-- START Rows --

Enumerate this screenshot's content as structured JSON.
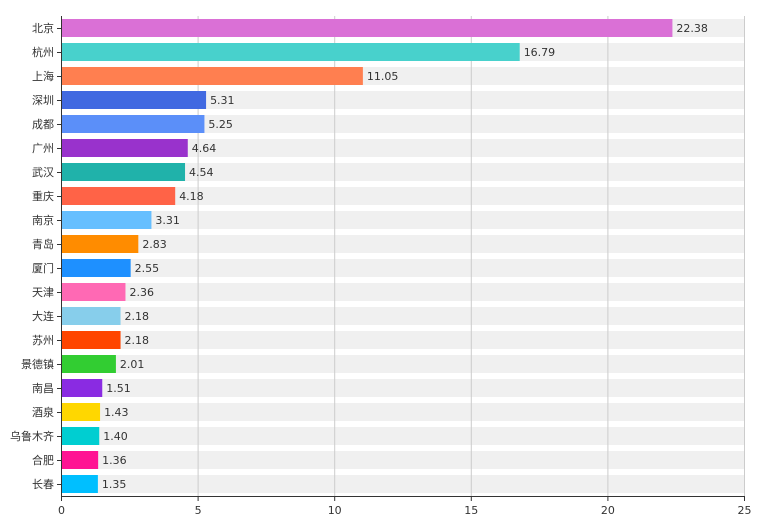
{
  "chart_data": {
    "type": "bar",
    "orientation": "horizontal",
    "categories": [
      "北京",
      "杭州",
      "上海",
      "深圳",
      "成都",
      "广州",
      "武汉",
      "重庆",
      "南京",
      "青岛",
      "厦门",
      "天津",
      "大连",
      "苏州",
      "景德镇",
      "南昌",
      "酒泉",
      "乌鲁木齐",
      "合肥",
      "长春"
    ],
    "values": [
      22.38,
      16.79,
      11.05,
      5.31,
      5.25,
      4.64,
      4.54,
      4.18,
      3.31,
      2.83,
      2.55,
      2.36,
      2.18,
      2.18,
      2.01,
      1.51,
      1.43,
      1.4,
      1.36,
      1.35
    ],
    "value_labels": [
      "22.38",
      "16.79",
      "11.05",
      "5.31",
      "5.25",
      "4.64",
      "4.54",
      "4.18",
      "3.31",
      "2.83",
      "2.55",
      "2.36",
      "2.18",
      "2.18",
      "2.01",
      "1.51",
      "1.43",
      "1.40",
      "1.36",
      "1.35"
    ],
    "colors": [
      "#DA70D6",
      "#48D1CC",
      "#FF7F50",
      "#4169E1",
      "#5B8FF9",
      "#9932CC",
      "#20B2AA",
      "#FF6347",
      "#66BFFF",
      "#FF8C00",
      "#1E90FF",
      "#FF69B4",
      "#87CEEB",
      "#FF4500",
      "#32CD32",
      "#8A2BE2",
      "#FFD700",
      "#00CED1",
      "#FF1493",
      "#00BFFF"
    ],
    "xlim": [
      0,
      25
    ],
    "xticks": [
      0,
      5,
      10,
      15,
      20,
      25
    ],
    "title": "",
    "xlabel": "",
    "ylabel": "",
    "grid": true,
    "background_band_color": "#F0F0F0",
    "grid_color": "#CCCCCC"
  }
}
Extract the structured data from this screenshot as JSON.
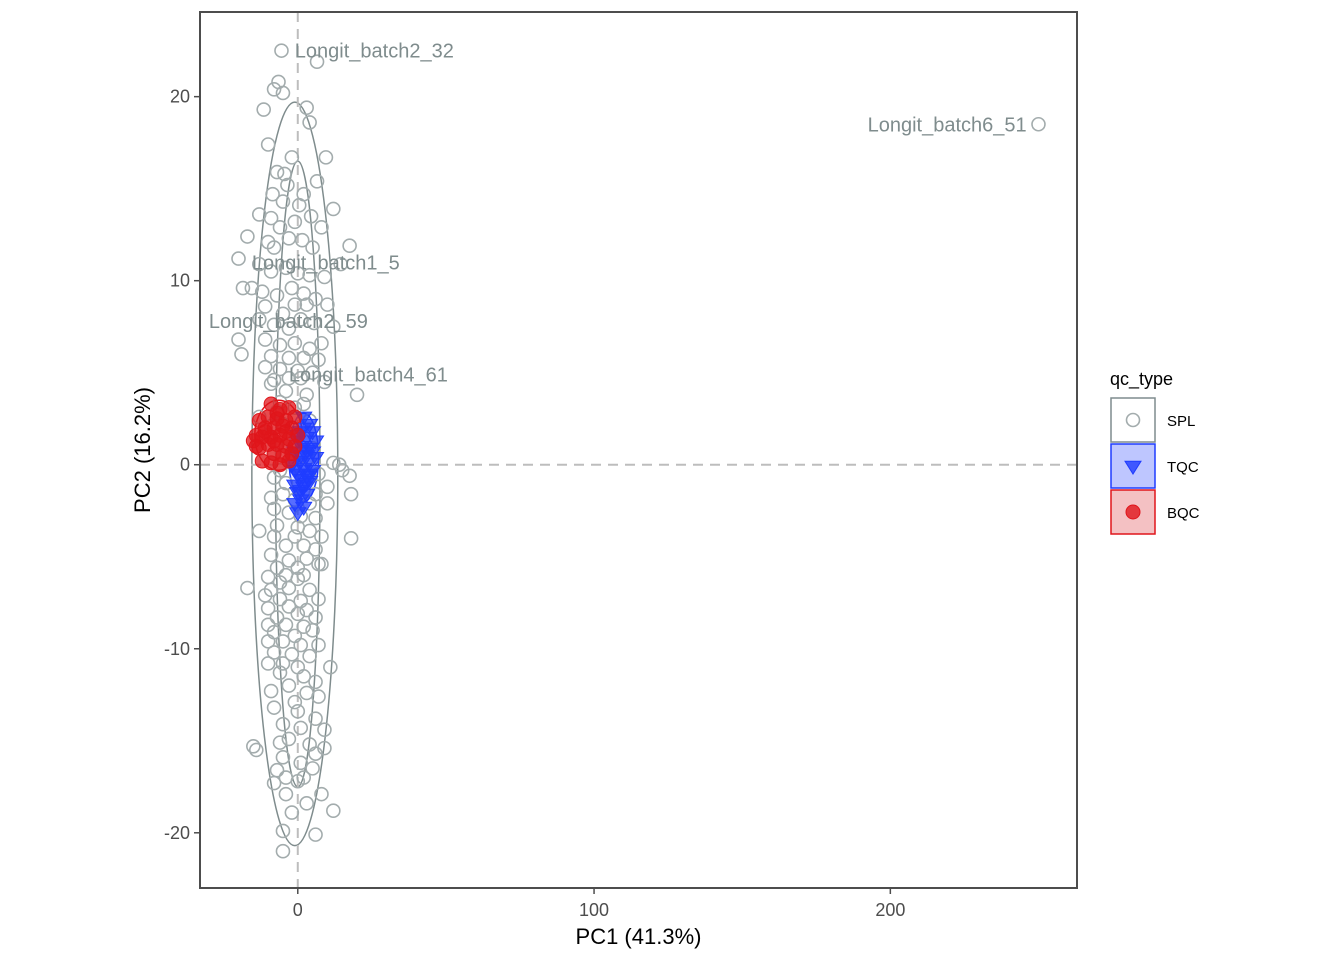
{
  "chart_data": {
    "type": "scatter",
    "title": "",
    "xlabel": "PC1 (41.3%)",
    "ylabel": "PC2 (16.2%)",
    "xlim": [
      -33,
      263
    ],
    "ylim": [
      -23,
      24.6
    ],
    "xticks": [
      0,
      100,
      200
    ],
    "yticks": [
      -20,
      -10,
      0,
      10,
      20
    ],
    "grid": false,
    "reference_lines": {
      "x": 0,
      "y": 0,
      "style": "dashed",
      "color": "#bdbdbd"
    },
    "legend": {
      "title": "qc_type",
      "placement": "right",
      "entries": [
        {
          "label": "SPL",
          "color": "#7f8c8d",
          "shape": "open-circle",
          "fill": "#ffffff"
        },
        {
          "label": "TQC",
          "color": "#1f3cff",
          "shape": "triangle-down",
          "fill": "#b3bcff"
        },
        {
          "label": "BQC",
          "color": "#e0151b",
          "shape": "circle",
          "fill": "#f2b6b8"
        }
      ]
    },
    "series": [
      {
        "name": "SPL",
        "color": "#7f8c8d",
        "points": [
          [
            -5.5,
            22.5
          ],
          [
            6.5,
            21.9
          ],
          [
            -6.5,
            20.8
          ],
          [
            -5,
            20.2
          ],
          [
            -8,
            20.4
          ],
          [
            -11.5,
            19.3
          ],
          [
            3,
            19.4
          ],
          [
            4,
            18.6
          ],
          [
            -10,
            17.4
          ],
          [
            -2,
            16.7
          ],
          [
            9.5,
            16.7
          ],
          [
            -7,
            15.9
          ],
          [
            -4.5,
            15.8
          ],
          [
            -3.5,
            15.2
          ],
          [
            6.5,
            15.4
          ],
          [
            -8.5,
            14.7
          ],
          [
            2,
            14.7
          ],
          [
            -5,
            14.3
          ],
          [
            0.5,
            14.1
          ],
          [
            -13,
            13.6
          ],
          [
            12,
            13.9
          ],
          [
            -9,
            13.4
          ],
          [
            -1,
            13.2
          ],
          [
            4.5,
            13.5
          ],
          [
            -6,
            12.9
          ],
          [
            8,
            12.9
          ],
          [
            -17,
            12.4
          ],
          [
            -10,
            12.1
          ],
          [
            -3,
            12.3
          ],
          [
            1.5,
            12.2
          ],
          [
            -8,
            11.8
          ],
          [
            5,
            11.8
          ],
          [
            17.5,
            11.9
          ],
          [
            -20,
            11.2
          ],
          [
            -13,
            10.9
          ],
          [
            -9,
            10.5
          ],
          [
            -4,
            10.7
          ],
          [
            0,
            10.4
          ],
          [
            4,
            10.3
          ],
          [
            9,
            10.2
          ],
          [
            14.5,
            10.9
          ],
          [
            -18.5,
            9.6
          ],
          [
            -15.5,
            9.6
          ],
          [
            -12,
            9.4
          ],
          [
            -7,
            9.2
          ],
          [
            -2,
            9.6
          ],
          [
            2,
            9.3
          ],
          [
            6,
            9.0
          ],
          [
            -11,
            8.6
          ],
          [
            -5,
            8.2
          ],
          [
            -1,
            8.7
          ],
          [
            3,
            8.7
          ],
          [
            10,
            8.7
          ],
          [
            -13,
            7.9
          ],
          [
            -8,
            7.6
          ],
          [
            -3,
            7.4
          ],
          [
            1,
            7.9
          ],
          [
            5.5,
            7.7
          ],
          [
            12,
            7.5
          ],
          [
            -20,
            6.8
          ],
          [
            -11,
            6.8
          ],
          [
            -6,
            6.5
          ],
          [
            -1,
            6.6
          ],
          [
            4,
            6.3
          ],
          [
            8,
            6.6
          ],
          [
            -19,
            6.0
          ],
          [
            -9,
            5.9
          ],
          [
            -3,
            5.8
          ],
          [
            2,
            5.8
          ],
          [
            7,
            5.7
          ],
          [
            -11,
            5.3
          ],
          [
            -6,
            5.2
          ],
          [
            0,
            5.1
          ],
          [
            5,
            5.0
          ],
          [
            -8,
            4.6
          ],
          [
            -3,
            4.7
          ],
          [
            1,
            4.7
          ],
          [
            9,
            4.5
          ],
          [
            -9,
            4.4
          ],
          [
            -4,
            4.0
          ],
          [
            3,
            3.8
          ],
          [
            20,
            3.8
          ],
          [
            -13,
            2.6
          ],
          [
            12,
            0.1
          ],
          [
            14,
            0.0
          ],
          [
            15,
            -0.3
          ],
          [
            17.5,
            -0.6
          ],
          [
            -8,
            -0.7
          ],
          [
            4,
            -0.7
          ],
          [
            10,
            -1.2
          ],
          [
            -5,
            -1.6
          ],
          [
            6,
            -1.6
          ],
          [
            18,
            -1.6
          ],
          [
            -9,
            -1.8
          ],
          [
            -1,
            -1.9
          ],
          [
            4,
            -2.1
          ],
          [
            10,
            -2.1
          ],
          [
            -8,
            -2.4
          ],
          [
            -3,
            -2.6
          ],
          [
            1,
            -2.8
          ],
          [
            6,
            -2.9
          ],
          [
            -7,
            -3.3
          ],
          [
            0,
            -3.4
          ],
          [
            4,
            -3.6
          ],
          [
            -13,
            -3.6
          ],
          [
            -1,
            -3.9
          ],
          [
            -8,
            -3.9
          ],
          [
            8,
            -3.9
          ],
          [
            18,
            -4.0
          ],
          [
            -4,
            -4.4
          ],
          [
            2,
            -4.4
          ],
          [
            6,
            -4.6
          ],
          [
            -9,
            -4.9
          ],
          [
            -3,
            -5.2
          ],
          [
            3,
            -5.1
          ],
          [
            -7,
            -5.6
          ],
          [
            0,
            -5.6
          ],
          [
            7,
            -5.4
          ],
          [
            -10,
            -6.1
          ],
          [
            -4,
            -6.0
          ],
          [
            2,
            -6.0
          ],
          [
            8,
            -5.4
          ],
          [
            -6,
            -6.4
          ],
          [
            0,
            -6.2
          ],
          [
            -17,
            -6.7
          ],
          [
            -9,
            -6.8
          ],
          [
            -3,
            -6.7
          ],
          [
            4,
            -6.8
          ],
          [
            -11,
            -7.1
          ],
          [
            -6,
            -7.3
          ],
          [
            1,
            -7.4
          ],
          [
            7,
            -7.3
          ],
          [
            -10,
            -7.8
          ],
          [
            -3,
            -7.7
          ],
          [
            3,
            -7.9
          ],
          [
            -7,
            -8.3
          ],
          [
            0,
            -8.1
          ],
          [
            6,
            -8.3
          ],
          [
            -10,
            -8.7
          ],
          [
            -4,
            -8.7
          ],
          [
            2,
            -8.8
          ],
          [
            -8,
            -9.1
          ],
          [
            -1,
            -9.3
          ],
          [
            5,
            -9.0
          ],
          [
            -10,
            -9.6
          ],
          [
            -5,
            -9.6
          ],
          [
            1,
            -9.8
          ],
          [
            7,
            -9.8
          ],
          [
            -8,
            -10.2
          ],
          [
            -2,
            -10.3
          ],
          [
            4,
            -10.4
          ],
          [
            -5,
            -10.8
          ],
          [
            0,
            -11.0
          ],
          [
            -10,
            -10.8
          ],
          [
            11,
            -11.0
          ],
          [
            -6,
            -11.3
          ],
          [
            2,
            -11.5
          ],
          [
            6,
            -11.8
          ],
          [
            -3,
            -12.0
          ],
          [
            3,
            -12.4
          ],
          [
            -9,
            -12.3
          ],
          [
            -1,
            -12.9
          ],
          [
            7,
            -12.6
          ],
          [
            -8,
            -13.2
          ],
          [
            0,
            -13.4
          ],
          [
            6,
            -13.8
          ],
          [
            -5,
            -14.1
          ],
          [
            1,
            -14.3
          ],
          [
            9,
            -14.4
          ],
          [
            -3,
            -14.9
          ],
          [
            -6,
            -15.1
          ],
          [
            4,
            -15.2
          ],
          [
            -15,
            -15.3
          ],
          [
            -14,
            -15.5
          ],
          [
            6,
            -15.7
          ],
          [
            9,
            -15.4
          ],
          [
            -5,
            -15.9
          ],
          [
            1,
            -16.2
          ],
          [
            -7,
            -16.6
          ],
          [
            5,
            -16.5
          ],
          [
            -4,
            -17.0
          ],
          [
            2,
            -17.0
          ],
          [
            -8,
            -17.3
          ],
          [
            0,
            -17.2
          ],
          [
            -4,
            -17.9
          ],
          [
            8,
            -17.9
          ],
          [
            3,
            -18.4
          ],
          [
            -2,
            -18.9
          ],
          [
            12,
            -18.8
          ],
          [
            -5,
            -19.9
          ],
          [
            6,
            -20.1
          ],
          [
            -5,
            -21.0
          ],
          [
            -7,
            2.9
          ],
          [
            -5,
            2.2
          ],
          [
            -10,
            1.6
          ],
          [
            -3,
            1.1
          ],
          [
            2,
            1.3
          ],
          [
            -8,
            0.6
          ],
          [
            5,
            0.9
          ],
          [
            -2,
            0.2
          ],
          [
            3,
            0.3
          ],
          [
            -6,
            -0.3
          ],
          [
            1,
            -0.2
          ],
          [
            -4,
            -1.0
          ],
          [
            7,
            -0.5
          ],
          [
            -1,
            3.1
          ],
          [
            4,
            2.4
          ],
          [
            -6,
            3.4
          ],
          [
            2,
            3.3
          ],
          [
            -9,
            2.1
          ],
          [
            250,
            18.5
          ]
        ]
      },
      {
        "name": "TQC",
        "color": "#1f3cff",
        "points": [
          [
            2,
            2.6
          ],
          [
            4,
            2.2
          ],
          [
            1,
            1.8
          ],
          [
            5,
            1.8
          ],
          [
            3,
            1.5
          ],
          [
            0,
            1.3
          ],
          [
            6,
            1.3
          ],
          [
            2,
            1.0
          ],
          [
            4,
            0.9
          ],
          [
            -1,
            0.7
          ],
          [
            3,
            0.5
          ],
          [
            6,
            0.4
          ],
          [
            1,
            0.2
          ],
          [
            4,
            0.1
          ],
          [
            -2,
            0.0
          ],
          [
            2,
            -0.2
          ],
          [
            5,
            -0.3
          ],
          [
            0,
            -0.5
          ],
          [
            3,
            -0.6
          ],
          [
            1,
            -0.8
          ],
          [
            4,
            -0.9
          ],
          [
            -1,
            -1.1
          ],
          [
            2,
            -1.2
          ],
          [
            0,
            -1.5
          ],
          [
            3,
            -1.6
          ],
          [
            1,
            -1.9
          ],
          [
            -1,
            -2.1
          ],
          [
            2,
            -2.3
          ],
          [
            0,
            -2.6
          ],
          [
            1,
            -1.4
          ],
          [
            3,
            0.8
          ],
          [
            0,
            1.6
          ],
          [
            5,
            0.7
          ],
          [
            2,
            2.0
          ],
          [
            -1,
            -0.3
          ],
          [
            4,
            -0.5
          ],
          [
            1,
            0.5
          ],
          [
            3,
            -1.0
          ]
        ]
      },
      {
        "name": "BQC",
        "color": "#e0151b",
        "points": [
          [
            -9,
            3.3
          ],
          [
            -6,
            3.0
          ],
          [
            -3,
            3.1
          ],
          [
            -10,
            2.6
          ],
          [
            -7,
            2.5
          ],
          [
            -4,
            2.4
          ],
          [
            -1,
            2.6
          ],
          [
            -13,
            2.4
          ],
          [
            -11,
            2.0
          ],
          [
            -8,
            2.0
          ],
          [
            -5,
            2.1
          ],
          [
            -2,
            2.0
          ],
          [
            -14,
            1.6
          ],
          [
            -12,
            1.5
          ],
          [
            -9,
            1.5
          ],
          [
            -6,
            1.6
          ],
          [
            -3,
            1.4
          ],
          [
            0,
            1.6
          ],
          [
            -15,
            1.3
          ],
          [
            -10,
            1.1
          ],
          [
            -7,
            1.1
          ],
          [
            -4,
            1.0
          ],
          [
            -1,
            1.0
          ],
          [
            -13,
            0.9
          ],
          [
            -8,
            0.6
          ],
          [
            -5,
            0.5
          ],
          [
            -2,
            0.6
          ],
          [
            -12,
            0.2
          ],
          [
            -9,
            0.1
          ],
          [
            -6,
            0.0
          ],
          [
            -3,
            0.2
          ],
          [
            -7,
            2.8
          ],
          [
            -11,
            1.8
          ],
          [
            -4,
            1.8
          ],
          [
            -8,
            1.3
          ],
          [
            -14,
            1.0
          ]
        ]
      }
    ],
    "ellipses": [
      {
        "series": "SPL",
        "cx": -1,
        "cy": -0.5,
        "rx": 14.5,
        "ry": 20.2,
        "color": "#7f8c8d"
      },
      {
        "series": "SPL",
        "cx": 0,
        "cy": -0.5,
        "rx": 7.5,
        "ry": 17,
        "color": "#7f8c8d"
      },
      {
        "series": "TQC",
        "cx": 2,
        "cy": 0.4,
        "rx": 5,
        "ry": 2.4,
        "color": "#1f3cff"
      },
      {
        "series": "BQC",
        "cx": -6.5,
        "cy": 1.6,
        "rx": 8,
        "ry": 1.9,
        "color": "#e0151b"
      }
    ],
    "annotations": [
      {
        "text": "Longit_batch2_32",
        "x": -1,
        "y": 22.5
      },
      {
        "text": "Longit_batch6_51",
        "x": 246,
        "y": 18.5,
        "anchor": "end"
      },
      {
        "text": "Longit_batch1_5",
        "x": -15.5,
        "y": 11.0
      },
      {
        "text": "Longit_batch2_59",
        "x": -30,
        "y": 7.8
      },
      {
        "text": "Longit_batch4_61",
        "x": -3,
        "y": 4.9
      }
    ]
  }
}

-- END Rows --

What you are asked to do = State how many lines of the listing above include the word "structured". Give nothing but the number.

Problem solution = 2